◆ **WRITTEN TASK**:
Format every line of the listing below as a JSON list of strings, one string per line, with blank lines left out. Leave the pictures out of the answer.

◆ **GIVEN DATA**:
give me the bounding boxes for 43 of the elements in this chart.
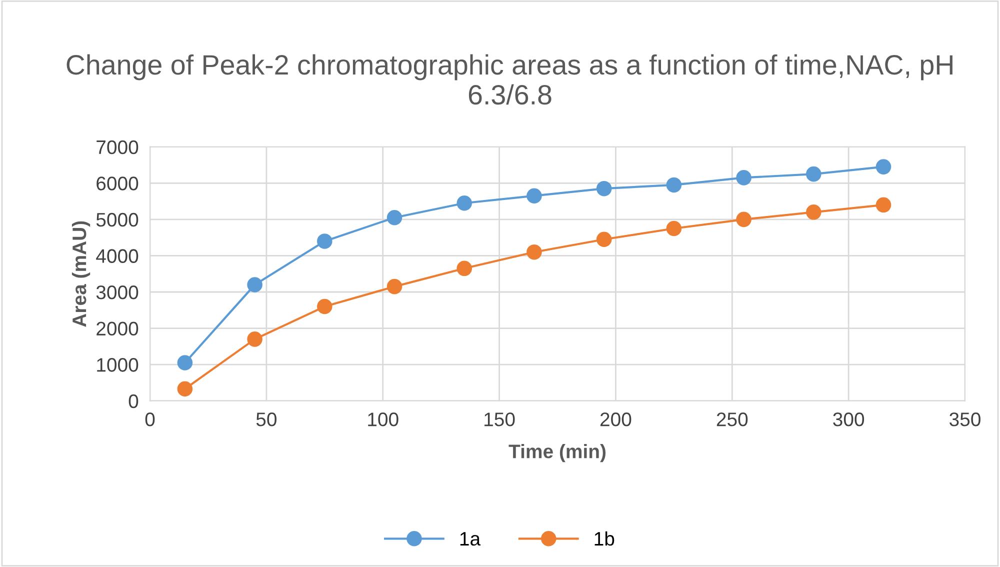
y-tick-label: 4000	[96, 249, 138, 263]
point	[456, 195, 472, 211]
point	[526, 244, 542, 260]
x-axis-title: Time (min)	[508, 444, 606, 462]
y-tick-label: 1000	[97, 358, 138, 372]
y-tick-label: 0	[128, 394, 138, 408]
x-tick-label: 300	[833, 412, 864, 426]
legend-label: 1a	[460, 532, 481, 546]
x-tick-label: 150	[484, 412, 515, 426]
point	[456, 260, 472, 276]
point	[736, 212, 752, 228]
x-tick-label: 100	[368, 412, 398, 426]
x-tick-label: 0	[145, 412, 155, 426]
point	[177, 355, 193, 370]
point	[526, 188, 542, 204]
point	[247, 332, 262, 347]
x-tick-label: 200	[600, 412, 632, 426]
x-tick-label: 250	[716, 412, 748, 426]
point	[876, 159, 892, 174]
point	[666, 177, 682, 193]
y-tick-label: 3000	[96, 285, 138, 300]
point	[386, 210, 402, 226]
point	[247, 277, 262, 292]
point	[806, 166, 822, 182]
point	[806, 204, 822, 220]
y-tick-label: 5000	[96, 212, 138, 227]
point	[317, 234, 332, 249]
legend-label: 1b	[594, 531, 614, 546]
x-tick-label: 50	[256, 412, 276, 426]
point	[177, 381, 193, 397]
y-axis-title: Area (mAU)	[72, 221, 90, 327]
point	[736, 170, 752, 186]
y-tick-label: 2000	[96, 322, 138, 336]
point	[596, 180, 612, 196]
point	[317, 298, 332, 314]
y-tick-label: 7000	[96, 140, 138, 154]
chart-title: Change of Peak-2 chromatographic areas as a function of time,NAC, pH 6.3/6.8	[66, 54, 952, 105]
x-tick-label: 350	[950, 412, 980, 426]
point	[666, 220, 682, 236]
point	[876, 197, 892, 213]
point	[386, 278, 402, 294]
point	[596, 232, 612, 248]
y-tick-label: 6000	[96, 176, 138, 190]
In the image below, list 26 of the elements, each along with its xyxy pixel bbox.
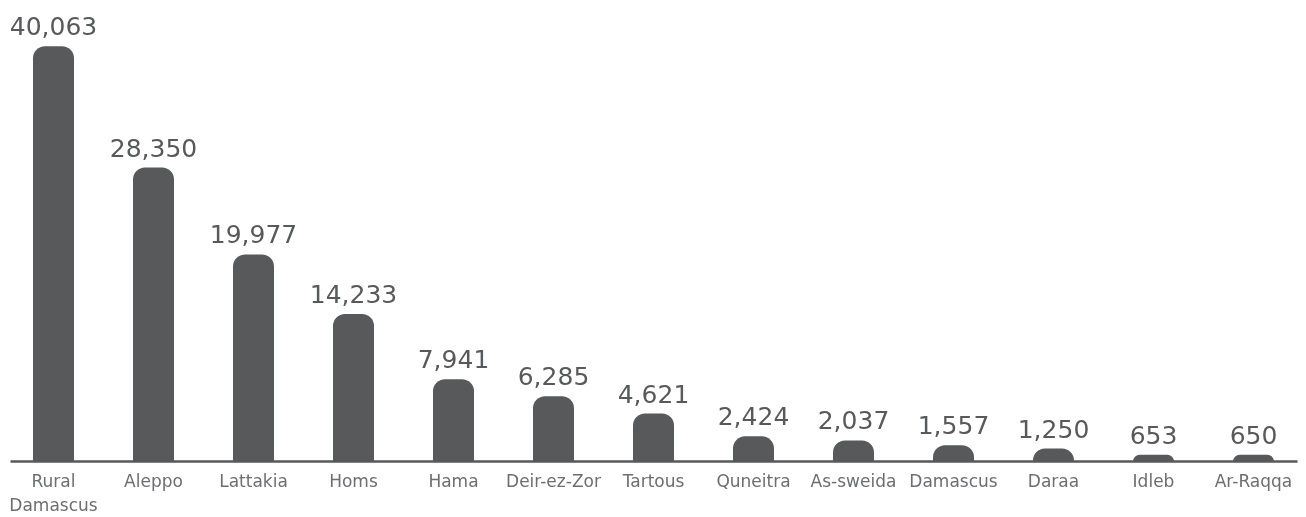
data-label: 653	[1129, 420, 1178, 450]
x-tick-label: Damascus	[909, 470, 998, 491]
data-label: 40,063	[9, 12, 98, 42]
data-label: 650	[1229, 420, 1278, 450]
data-label: 6,285	[517, 362, 590, 392]
data-label: 2,424	[717, 402, 790, 432]
x-tick-label: Deir-ez-Zor	[506, 470, 601, 491]
x-tick-label: Rural Damascus	[9, 470, 98, 515]
x-tick-label: As-sweida	[810, 470, 897, 491]
x-tick-label: Quneitra	[716, 470, 791, 491]
data-label: 2,037	[817, 406, 890, 436]
x-tick-label: Ar-Raqqa	[1214, 470, 1293, 491]
data-label: 4,621	[617, 379, 690, 409]
x-tick-label: Hama	[428, 470, 479, 491]
x-tick-label: Aleppo	[124, 470, 183, 491]
data-label: 7,941	[417, 345, 490, 375]
data-label: 28,350	[109, 133, 198, 163]
x-tick-label: Idleb	[1132, 470, 1175, 491]
data-label: 1,557	[917, 411, 990, 441]
x-tick-label: Homs	[329, 470, 378, 491]
data-label: 14,233	[309, 279, 398, 309]
data-label: 19,977	[209, 220, 298, 250]
x-tick-label: Tartous	[621, 470, 685, 491]
data-label: 1,250	[1017, 414, 1090, 444]
x-tick-label: Lattakia	[219, 470, 288, 491]
x-tick-label: Daraa	[1027, 470, 1080, 491]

◆ **TASK OUTPUT**:
[
  "give me the bounding boxes for 43 of the elements in this chart.",
  "y-tick-label: 4000\t[96, 249, 138, 263]",
  "point\t[456, 195, 472, 211]",
  "point\t[526, 244, 542, 260]",
  "x-axis-title: Time (min)\t[508, 444, 606, 462]",
  "y-tick-label: 1000\t[97, 358, 138, 372]",
  "y-tick-label: 0\t[128, 394, 138, 408]",
  "x-tick-label: 300\t[833, 412, 864, 426]",
  "legend-label: 1a\t[460, 532, 481, 546]",
  "x-tick-label: 150\t[484, 412, 515, 426]",
  "point\t[456, 260, 472, 276]",
  "point\t[736, 212, 752, 228]",
  "x-tick-label: 100\t[368, 412, 398, 426]",
  "x-tick-label: 0\t[145, 412, 155, 426]",
  "point\t[177, 355, 193, 370]",
  "point\t[526, 188, 542, 204]",
  "point\t[247, 332, 262, 347]",
  "x-tick-label: 200\t[600, 412, 632, 426]",
  "x-tick-label: 250\t[716, 412, 748, 426]",
  "point\t[876, 159, 892, 174]",
  "point\t[666, 177, 682, 193]",
  "y-tick-label: 3000\t[96, 285, 138, 300]",
  "point\t[386, 210, 402, 226]",
  "point\t[247, 277, 262, 292]",
  "point\t[806, 166, 822, 182]",
  "point\t[806, 204, 822, 220]",
  "y-tick-label: 5000\t[96, 212, 138, 227]",
  "point\t[317, 234, 332, 249]",
  "legend-label: 1b\t[594, 531, 614, 546]",
  "x-tick-label: 50\t[256, 412, 276, 426]",
  "point\t[177, 381, 193, 397]",
  "y-axis-title: Area (mAU)\t[72, 221, 90, 327]",
  "point\t[736, 170, 752, 186]",
  "y-tick-label: 2000\t[96, 322, 138, 336]",
  "point\t[596, 180, 612, 196]",
  "point\t[317, 298, 332, 314]",
  "y-tick-label: 7000\t[96, 140, 138, 154]",
  "chart-title: Change of Peak-2 chromatographic areas as a function of time,NAC, pH 6.3/6.8\t[66, 54, 952, 105]",
  "x-tick-label: 350\t[950, 412, 980, 426]",
  "point\t[666, 220, 682, 236]",
  "point\t[876, 197, 892, 213]",
  "point\t[386, 278, 402, 294]",
  "point\t[596, 232, 612, 248]",
  "y-tick-label: 6000\t[96, 176, 138, 190]",
  "In the image below, list 26 of the elements, each along with its xyxy pixel bbox.",
  "data-label: 653\t[1129, 420, 1178, 450]",
  "x-tick-label: Damascus\t[909, 470, 998, 491]",
  "data-label: 40,063\t[9, 12, 98, 42]",
  "data-label: 650\t[1229, 420, 1278, 450]",
  "data-label: 6,285\t[517, 362, 590, 392]",
  "data-label: 2,424\t[717, 402, 790, 432]",
  "x-tick-label: Deir-ez-Zor\t[506, 470, 601, 491]",
  "x-tick-label: Rural Damascus\t[9, 470, 98, 515]",
  "x-tick-label: As-sweida\t[810, 470, 897, 491]",
  "x-tick-label: Quneitra\t[716, 470, 791, 491]",
  "data-label: 2,037\t[817, 406, 890, 436]",
  "x-tick-label: Ar-Raqqa\t[1214, 470, 1293, 491]",
  "data-label: 4,621\t[617, 379, 690, 409]",
  "x-tick-label: Hama\t[428, 470, 479, 491]",
  "x-tick-label: Aleppo\t[124, 470, 183, 491]",
  "data-label: 7,941\t[417, 345, 490, 375]",
  "data-label: 28,350\t[109, 133, 198, 163]",
  "x-tick-label: Idleb\t[1132, 470, 1175, 491]",
  "data-label: 1,557\t[917, 411, 990, 441]",
  "x-tick-label: Homs\t[329, 470, 378, 491]",
  "data-label: 14,233\t[309, 279, 398, 309]",
  "data-label: 19,977\t[209, 220, 298, 250]",
  "x-tick-label: Tartous\t[621, 470, 685, 491]",
  "data-label: 1,250\t[1017, 414, 1090, 444]",
  "x-tick-label: Lattakia\t[219, 470, 288, 491]",
  "x-tick-label: Daraa\t[1027, 470, 1080, 491]"
]